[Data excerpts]
'''

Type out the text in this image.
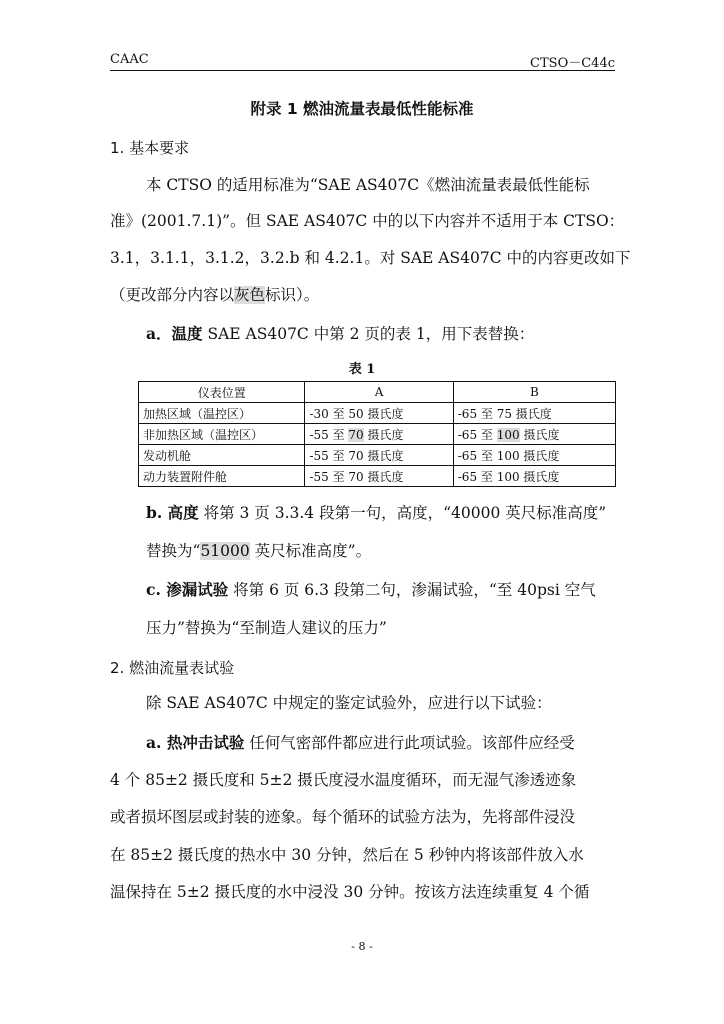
CAAC	CTSO－C44c
附录 1 燃油流量表最低性能标准
1. 基本要求
本 CTSO 的适用标准为“SAE AS407C《燃油流量表最低性能标
准》(2001.7.1)”。但 SAE AS407C 中的以下内容并不适用于本 CTSO：
3.1，3.1.1，3.1.2，3.2.b 和 4.2.1。对 SAE AS407C 中的内容更改如下
（更改部分内容以灰色标识）。
a．温度 SAE AS407C 中第 2 页的表 1，用下表替换：
表 1
仪表位置	A	B
加热区域（温控区）	-30 至 50 摄氏度	-65 至 75 摄氏度
非加热区域（温控区）	-55 至 70 摄氏度	-65 至 100 摄氏度
发动机舱	-55 至 70 摄氏度	-65 至 100 摄氏度
动力装置附件舱	-55 至 70 摄氏度	-65 至 100 摄氏度
b. 高度 将第 3 页 3.3.4 段第一句，高度，“40000 英尺标准高度”
替换为“51000 英尺标准高度”。
c. 渗漏试验 将第 6 页 6.3 段第二句，渗漏试验，“至 40psi 空气
压力”替换为“至制造人建议的压力”
2. 燃油流量表试验
除 SAE AS407C 中规定的鉴定试验外，应进行以下试验：
a. 热冲击试验 任何气密部件都应进行此项试验。该部件应经受
4 个 85±2 摄氏度和 5±2 摄氏度浸水温度循环，而无湿气渗透迹象
或者损坏图层或封装的迹象。每个循环的试验方法为，先将部件浸没
在 85±2 摄氏度的热水中 30 分钟，然后在 5 秒钟内将该部件放入水
温保持在 5±2 摄氏度的水中浸没 30 分钟。按该方法连续重复 4 个循
- 8 -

'''

What to produce >> Using the entries above, state how many lines include the word "英尺标准高度", with no other words.

Response to the task >> 2